-- start Document passage --
The A Championship, also known as the Newstalk A Championship, was an association football league featuring League of Ireland reserve teams and emerging senior teams. It was a third level league in the Republic of Ireland football league system. It was formed in 2008 and disbanded following the 2011 season. Between 2009 and 2011 the league was sponsored by Newstalk. It was effectively absorbed into the League of Ireland U19 Division.

History
The idea of forming a regionalised A Championship was first proposed in 2006 as part of plan to reorganise the League of Ireland as a four tier structure. The A Championship eventually kicked off in 2008 and UCD A became the inaugural champions. Despite not defending their title in 2009, UCD subsequently went on to become the A Championship's most successful team. They were champions again in 2010  and then runners-up in 2011. Two other reserve teams, Shamrock Rovers A and Derry City A finished as champions in 2009 and 2011 respectively.

When the A Championship was founded in 2008, thirteen of the sixteen inaugural members were the reserve teams of League of Ireland clubs. The other three teams were Mervue United, Salthill Devon and Tullamore Town. Sporting Fingal were also expected to join the A Championship for the 2008 season. However when Kilkenny City withdrew from the First Division shortly before the season was due to start, Sporting Fingal were drafted in to replace them. The 2009 season featured six non-reserve teams. After  Mervue United gained promotion to the First Division, Salthill Devon and Tullamore Town were joined by Cobh Ramblers, Castlebar Celtic, F.C. Carlow and Tralee Dynamos.  The latter three were all making their debut at senior national level. They were also the first clubs from their respective counties of Mayo, Carlow and Kerry to play at this level. Castlebar Celtic and Tullamore Town both withdraw following the conclusion of the 2010 season but among their replacements were Fanad United. The non-reserve teams also represented the A Championship in the League of Ireland Cup and the FAI Cup.
-- end Document passage --
_Problem A_: Output the A Championship passage in full, word for word.
The listing that follows is unrelated to the A Championship passage.
-- start Supplied records --
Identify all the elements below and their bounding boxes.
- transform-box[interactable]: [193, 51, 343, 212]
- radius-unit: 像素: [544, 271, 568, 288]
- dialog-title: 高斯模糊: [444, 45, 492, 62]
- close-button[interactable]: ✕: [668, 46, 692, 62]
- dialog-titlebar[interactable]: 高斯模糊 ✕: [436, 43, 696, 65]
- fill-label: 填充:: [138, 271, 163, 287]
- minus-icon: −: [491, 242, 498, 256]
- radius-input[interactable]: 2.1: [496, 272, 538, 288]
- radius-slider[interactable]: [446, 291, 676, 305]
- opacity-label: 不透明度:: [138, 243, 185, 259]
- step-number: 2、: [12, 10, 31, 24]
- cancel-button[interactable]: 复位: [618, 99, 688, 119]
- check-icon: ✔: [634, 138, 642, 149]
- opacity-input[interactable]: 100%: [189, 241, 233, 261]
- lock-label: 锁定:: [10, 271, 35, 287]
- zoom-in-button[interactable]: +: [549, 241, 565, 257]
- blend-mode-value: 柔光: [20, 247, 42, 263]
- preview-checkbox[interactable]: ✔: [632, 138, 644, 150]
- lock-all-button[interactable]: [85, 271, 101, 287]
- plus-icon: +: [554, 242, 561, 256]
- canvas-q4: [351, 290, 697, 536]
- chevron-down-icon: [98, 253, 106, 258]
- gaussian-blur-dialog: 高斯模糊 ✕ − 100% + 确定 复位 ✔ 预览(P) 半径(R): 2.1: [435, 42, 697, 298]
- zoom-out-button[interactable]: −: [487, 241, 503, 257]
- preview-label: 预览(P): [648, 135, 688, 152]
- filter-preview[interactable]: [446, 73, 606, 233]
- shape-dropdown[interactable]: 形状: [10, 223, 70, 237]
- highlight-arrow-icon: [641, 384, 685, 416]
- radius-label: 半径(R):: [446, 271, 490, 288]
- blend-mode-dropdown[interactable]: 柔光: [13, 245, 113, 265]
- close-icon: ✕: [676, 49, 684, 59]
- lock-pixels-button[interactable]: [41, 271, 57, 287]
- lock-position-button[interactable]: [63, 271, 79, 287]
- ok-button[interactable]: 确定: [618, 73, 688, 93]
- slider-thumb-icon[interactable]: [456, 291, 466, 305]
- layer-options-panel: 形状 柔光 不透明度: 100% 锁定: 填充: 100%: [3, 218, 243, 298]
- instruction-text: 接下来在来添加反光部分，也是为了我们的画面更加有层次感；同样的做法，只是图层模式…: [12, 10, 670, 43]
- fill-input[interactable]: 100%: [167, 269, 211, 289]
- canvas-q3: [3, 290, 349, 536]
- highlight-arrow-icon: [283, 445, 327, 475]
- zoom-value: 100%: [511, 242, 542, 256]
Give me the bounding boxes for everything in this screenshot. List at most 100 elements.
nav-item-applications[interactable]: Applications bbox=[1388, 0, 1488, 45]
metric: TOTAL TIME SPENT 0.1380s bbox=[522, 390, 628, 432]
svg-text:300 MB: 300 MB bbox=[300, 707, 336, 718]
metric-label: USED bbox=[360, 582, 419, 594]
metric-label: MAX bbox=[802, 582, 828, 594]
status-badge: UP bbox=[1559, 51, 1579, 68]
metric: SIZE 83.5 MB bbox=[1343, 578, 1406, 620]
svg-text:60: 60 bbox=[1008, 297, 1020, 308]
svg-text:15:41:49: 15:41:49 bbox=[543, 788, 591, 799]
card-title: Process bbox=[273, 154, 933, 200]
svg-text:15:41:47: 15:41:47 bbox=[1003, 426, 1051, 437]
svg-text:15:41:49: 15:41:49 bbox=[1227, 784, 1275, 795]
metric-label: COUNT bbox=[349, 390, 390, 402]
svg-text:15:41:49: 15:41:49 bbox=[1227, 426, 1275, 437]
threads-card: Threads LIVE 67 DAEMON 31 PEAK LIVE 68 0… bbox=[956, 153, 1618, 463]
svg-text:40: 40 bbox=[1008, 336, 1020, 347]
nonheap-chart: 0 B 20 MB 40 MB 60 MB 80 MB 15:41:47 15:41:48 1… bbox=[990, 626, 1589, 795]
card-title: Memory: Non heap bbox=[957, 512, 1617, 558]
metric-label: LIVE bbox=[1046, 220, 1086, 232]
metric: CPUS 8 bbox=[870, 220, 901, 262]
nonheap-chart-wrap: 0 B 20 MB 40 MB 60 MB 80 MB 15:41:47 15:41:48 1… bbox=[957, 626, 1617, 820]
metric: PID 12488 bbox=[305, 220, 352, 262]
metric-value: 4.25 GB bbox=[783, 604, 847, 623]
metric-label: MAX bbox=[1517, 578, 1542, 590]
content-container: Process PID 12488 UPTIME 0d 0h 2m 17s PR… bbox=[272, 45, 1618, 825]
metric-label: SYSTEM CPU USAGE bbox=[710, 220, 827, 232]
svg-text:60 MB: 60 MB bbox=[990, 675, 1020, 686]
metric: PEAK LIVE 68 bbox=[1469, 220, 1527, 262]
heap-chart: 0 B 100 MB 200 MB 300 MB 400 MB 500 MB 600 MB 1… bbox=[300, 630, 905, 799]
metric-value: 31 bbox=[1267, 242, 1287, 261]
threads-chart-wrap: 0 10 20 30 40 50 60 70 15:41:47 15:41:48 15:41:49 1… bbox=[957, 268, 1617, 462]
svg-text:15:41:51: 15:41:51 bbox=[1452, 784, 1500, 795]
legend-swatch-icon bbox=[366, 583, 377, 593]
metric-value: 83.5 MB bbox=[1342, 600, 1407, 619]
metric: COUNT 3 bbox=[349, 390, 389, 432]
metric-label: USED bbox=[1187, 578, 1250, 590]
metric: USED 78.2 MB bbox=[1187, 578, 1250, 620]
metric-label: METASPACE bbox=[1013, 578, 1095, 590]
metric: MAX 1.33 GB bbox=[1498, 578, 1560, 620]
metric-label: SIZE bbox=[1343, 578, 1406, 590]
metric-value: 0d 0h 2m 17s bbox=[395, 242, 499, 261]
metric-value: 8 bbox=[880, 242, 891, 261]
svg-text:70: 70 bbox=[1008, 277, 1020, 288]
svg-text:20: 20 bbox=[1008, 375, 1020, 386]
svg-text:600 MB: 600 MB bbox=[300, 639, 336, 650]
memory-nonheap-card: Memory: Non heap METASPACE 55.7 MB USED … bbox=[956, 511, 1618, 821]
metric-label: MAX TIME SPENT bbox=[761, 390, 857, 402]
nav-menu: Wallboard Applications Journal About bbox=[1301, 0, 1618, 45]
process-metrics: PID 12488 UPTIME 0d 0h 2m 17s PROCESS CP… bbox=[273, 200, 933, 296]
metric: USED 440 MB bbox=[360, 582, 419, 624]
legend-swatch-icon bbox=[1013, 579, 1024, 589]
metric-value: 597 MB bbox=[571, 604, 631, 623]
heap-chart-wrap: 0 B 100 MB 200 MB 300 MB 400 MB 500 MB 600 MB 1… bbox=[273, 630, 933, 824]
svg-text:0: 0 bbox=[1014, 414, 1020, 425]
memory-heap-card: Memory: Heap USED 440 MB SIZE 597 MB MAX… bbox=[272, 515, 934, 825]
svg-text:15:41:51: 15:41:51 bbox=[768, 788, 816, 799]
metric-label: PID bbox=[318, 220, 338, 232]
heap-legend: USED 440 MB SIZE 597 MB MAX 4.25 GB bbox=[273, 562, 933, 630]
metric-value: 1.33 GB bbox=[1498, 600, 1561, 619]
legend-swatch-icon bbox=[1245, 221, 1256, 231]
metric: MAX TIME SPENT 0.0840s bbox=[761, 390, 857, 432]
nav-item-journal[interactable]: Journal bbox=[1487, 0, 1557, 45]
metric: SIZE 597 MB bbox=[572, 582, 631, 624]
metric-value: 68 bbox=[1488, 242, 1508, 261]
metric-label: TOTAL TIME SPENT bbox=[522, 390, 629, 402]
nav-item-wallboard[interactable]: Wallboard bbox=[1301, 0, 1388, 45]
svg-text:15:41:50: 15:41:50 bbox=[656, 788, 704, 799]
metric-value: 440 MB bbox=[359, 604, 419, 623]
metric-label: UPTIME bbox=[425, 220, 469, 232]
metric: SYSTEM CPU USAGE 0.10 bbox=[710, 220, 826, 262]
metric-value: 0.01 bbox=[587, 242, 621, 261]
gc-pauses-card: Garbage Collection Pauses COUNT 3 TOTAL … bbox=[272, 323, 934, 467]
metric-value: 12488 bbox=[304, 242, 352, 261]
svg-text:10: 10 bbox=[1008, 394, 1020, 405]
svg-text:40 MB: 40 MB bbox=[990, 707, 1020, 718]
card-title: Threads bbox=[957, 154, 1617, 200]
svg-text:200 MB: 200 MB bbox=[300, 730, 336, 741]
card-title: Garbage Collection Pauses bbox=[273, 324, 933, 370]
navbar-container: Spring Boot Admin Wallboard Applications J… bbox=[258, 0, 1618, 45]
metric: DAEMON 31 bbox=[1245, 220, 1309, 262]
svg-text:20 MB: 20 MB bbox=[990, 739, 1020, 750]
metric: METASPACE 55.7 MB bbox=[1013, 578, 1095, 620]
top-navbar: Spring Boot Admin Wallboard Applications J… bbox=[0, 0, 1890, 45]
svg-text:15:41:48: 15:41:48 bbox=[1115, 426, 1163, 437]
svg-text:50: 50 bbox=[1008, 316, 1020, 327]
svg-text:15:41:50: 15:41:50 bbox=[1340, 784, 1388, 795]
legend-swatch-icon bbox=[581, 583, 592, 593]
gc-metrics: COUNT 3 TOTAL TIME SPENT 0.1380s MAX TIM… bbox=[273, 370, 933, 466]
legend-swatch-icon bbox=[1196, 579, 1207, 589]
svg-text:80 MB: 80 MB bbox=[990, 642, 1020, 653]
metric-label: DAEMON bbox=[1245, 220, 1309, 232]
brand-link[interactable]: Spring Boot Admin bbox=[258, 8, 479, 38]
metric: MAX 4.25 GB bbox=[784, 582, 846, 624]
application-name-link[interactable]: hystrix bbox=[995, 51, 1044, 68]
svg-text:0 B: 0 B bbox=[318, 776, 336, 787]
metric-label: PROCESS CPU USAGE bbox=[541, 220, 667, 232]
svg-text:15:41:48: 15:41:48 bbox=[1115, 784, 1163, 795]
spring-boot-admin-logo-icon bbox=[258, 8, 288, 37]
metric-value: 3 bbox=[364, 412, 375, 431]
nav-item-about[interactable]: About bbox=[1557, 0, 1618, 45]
-- end Supplied records --
_Problem B_: Show each line of the listing that contains the string "Collection", treating uppercase and lowercase as different.

_Problem solution A_:
The A Championship, also known as the Newstalk A Championship, was an association football league featuring League of Ireland reserve teams and emerging senior teams. It was a third level league in the Republic of Ireland football league system. It was formed in 2008 and disbanded following the 2011 season. Between 2009 and 2011 the league was sponsored by Newstalk. It was effectively absorbed into the League of Ireland U19 Division.

History
The idea of forming a regionalised A Championship was first proposed in 2006 as part of plan to reorganise the League of Ireland as a four tier structure. The A Championship eventually kicked off in 2008 and UCD A became the inaugural champions. Despite not defending their title in 2009, UCD subsequently went on to become the A Championship's most successful team. They were champions again in 2010  and then runners-up in 2011. Two other reserve teams, Shamrock Rovers A and Derry City A finished as champions in 2009 and 2011 respectively.

When the A Championship was founded in 2008, thirteen of the sixteen inaugural members were the reserve teams of League of Ireland clubs. The other three teams were Mervue United, Salthill Devon and Tullamore Town. Sporting Fingal were also expected to join the A Championship for the 2008 season. However when Kilkenny City withdrew from the First Division shortly before the season was due to start, Sporting Fingal were drafted in to replace them. The 2009 season featured six non-reserve teams. After  Mervue United gained promotion to the First Division, Salthill Devon and Tullamore Town were joined by Cobh Ramblers, Castlebar Celtic, F.C. Carlow and Tralee Dynamos.  The latter three were all making their debut at senior national level. They were also the first clubs from their respective counties of Mayo, Carlow and Kerry to play at this level. Castlebar Celtic and Tullamore Town both withdraw following the conclusion of the 2010 season but among their replacements were Fanad United. The non-reserve teams also represented the A Championship in the League of Ireland Cup and the FAI Cup.

_Problem solution B_:
gc-pauses-card: Garbage Collection Pauses COUNT 3 TOTAL … bbox=[272, 323, 934, 467]
card-title: Garbage Collection Pauses bbox=[273, 324, 933, 370]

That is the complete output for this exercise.